## Start

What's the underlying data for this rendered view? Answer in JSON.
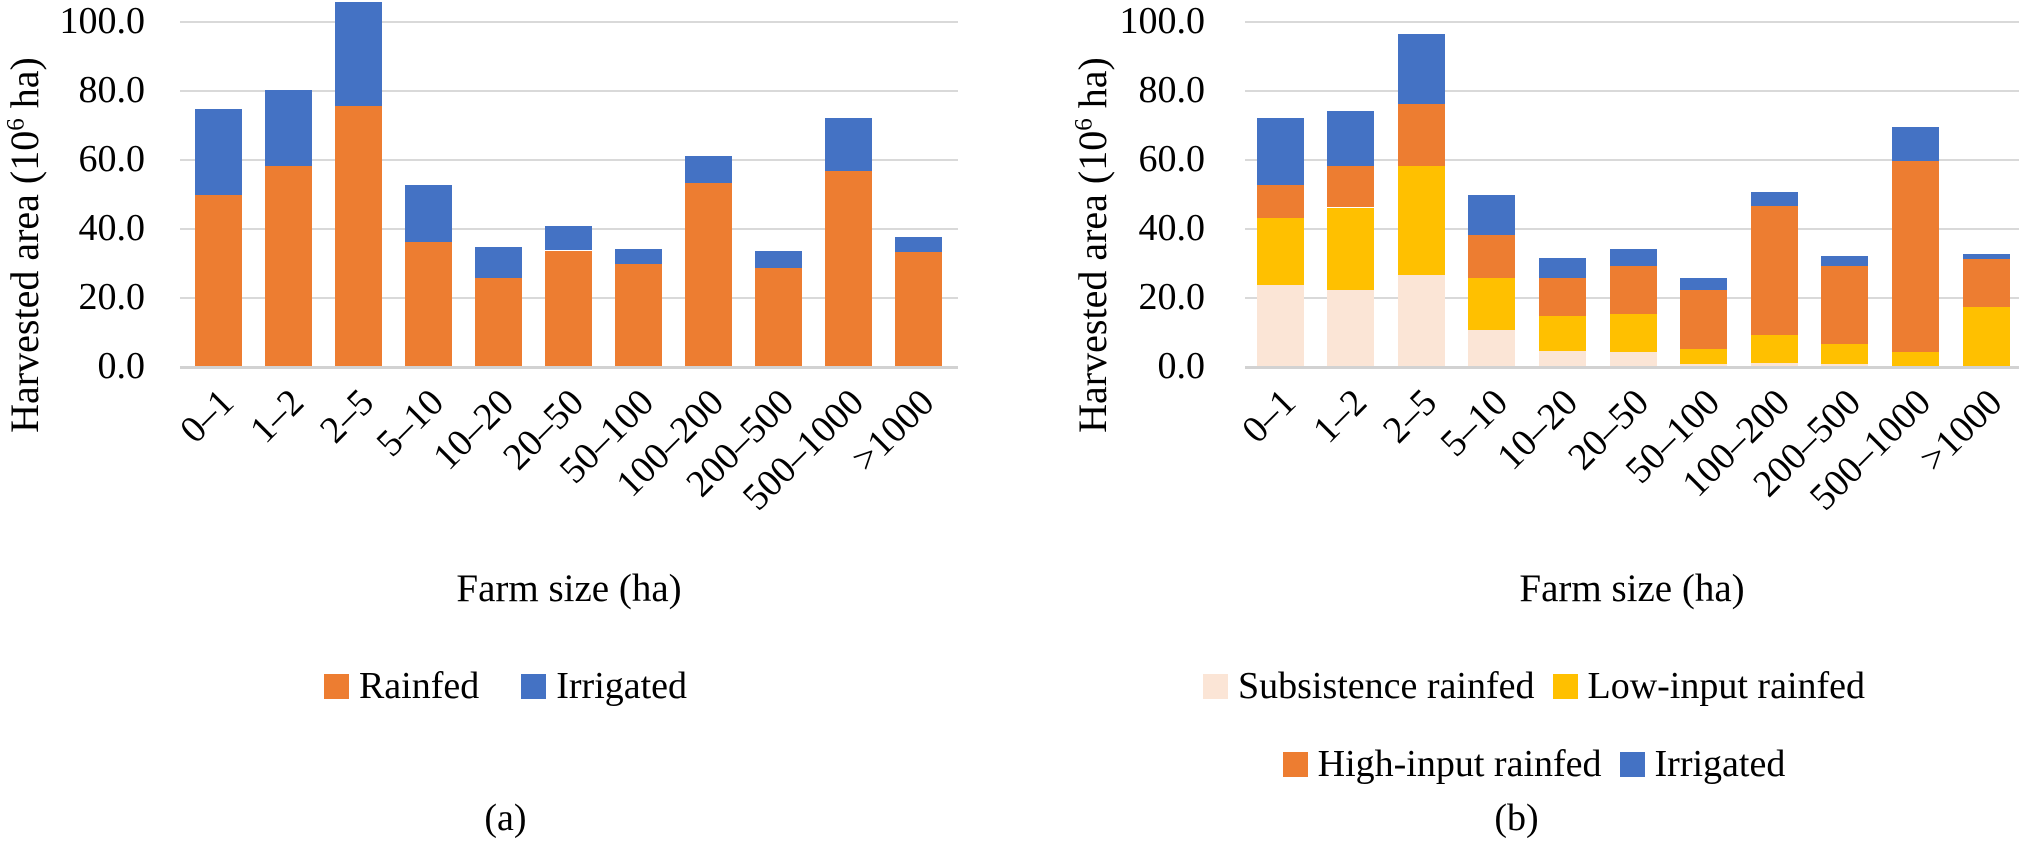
{
  "figure": {
    "background": "#FFFFFF",
    "gridline_color": "#D9D9D9"
  },
  "chart_data": [
    {
      "id": "a",
      "type": "bar",
      "stacked": true,
      "title": "",
      "caption": "(a)",
      "categories": [
        "0–1",
        "1–2",
        "2–5",
        "5–10",
        "10–20",
        "20–50",
        "50–100",
        "100–200",
        "200–500",
        "500–1000",
        ">1000"
      ],
      "series": [
        {
          "name": "Rainfed",
          "color": "#ED7D31",
          "values": [
            49.5,
            58,
            75.5,
            36,
            25.5,
            33.5,
            29.5,
            53,
            28.5,
            56.5,
            33
          ]
        },
        {
          "name": "Irrigated",
          "color": "#4472C4",
          "values": [
            25,
            22,
            30,
            16.5,
            9,
            7,
            4.5,
            8,
            5,
            15.5,
            4.5
          ]
        }
      ],
      "xlabel": "Farm size (ha)",
      "ylabel": "Harvested area (10⁶ ha)",
      "ylabel_parts": {
        "prefix": "Harvested area (10",
        "sup": "6",
        "suffix": " ha)"
      },
      "ylim": [
        0,
        106.2
      ],
      "yticks": [
        {
          "value": 0,
          "label": "0.0"
        },
        {
          "value": 20,
          "label": "20.0"
        },
        {
          "value": 40,
          "label": "40.0"
        },
        {
          "value": 60,
          "label": "60.0"
        },
        {
          "value": 80,
          "label": "80.0"
        },
        {
          "value": 100,
          "label": "100.0"
        }
      ],
      "grid": true,
      "legend_position": "bottom"
    },
    {
      "id": "b",
      "type": "bar",
      "stacked": true,
      "title": "",
      "caption": "(b)",
      "categories": [
        "0–1",
        "1–2",
        "2–5",
        "5–10",
        "10–20",
        "20–50",
        "50–100",
        "100–200",
        "200–500",
        "500–1000",
        ">1000"
      ],
      "series": [
        {
          "name": "Subsistence rainfed",
          "color": "#FBE5D6",
          "values": [
            23.5,
            22,
            26.5,
            10.5,
            4.5,
            4,
            0.5,
            1,
            0.5,
            0,
            0
          ]
        },
        {
          "name": "Low-input rainfed",
          "color": "#FFC000",
          "values": [
            19.5,
            24,
            31.5,
            15,
            10,
            11,
            4.5,
            8,
            6,
            4,
            17
          ]
        },
        {
          "name": "High-input rainfed",
          "color": "#ED7D31",
          "values": [
            9.5,
            12,
            18,
            12.5,
            11,
            14,
            17,
            37.5,
            22.5,
            55.5,
            14
          ]
        },
        {
          "name": "Irrigated",
          "color": "#4472C4",
          "values": [
            19.5,
            16,
            20.5,
            11.5,
            6,
            5,
            3.5,
            4,
            3,
            10,
            1.5
          ]
        }
      ],
      "xlabel": "Farm size (ha)",
      "ylabel": "Harvested area (10⁶ ha)",
      "ylabel_parts": {
        "prefix": "Harvested area (10",
        "sup": "6",
        "suffix": " ha)"
      },
      "ylim": [
        0,
        106.2
      ],
      "yticks": [
        {
          "value": 0,
          "label": "0.0"
        },
        {
          "value": 20,
          "label": "20.0"
        },
        {
          "value": 40,
          "label": "40.0"
        },
        {
          "value": 60,
          "label": "60.0"
        },
        {
          "value": 80,
          "label": "80.0"
        },
        {
          "value": 100,
          "label": "100.0"
        }
      ],
      "grid": true,
      "legend_position": "bottom"
    }
  ]
}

## End

**WORK TO DO**:
Pull out each line of the listing that holds the string "input".

**REPLY TO THE EXERCISE**:
          "name": "Low-input rainfed",
          "name": "High-input rainfed",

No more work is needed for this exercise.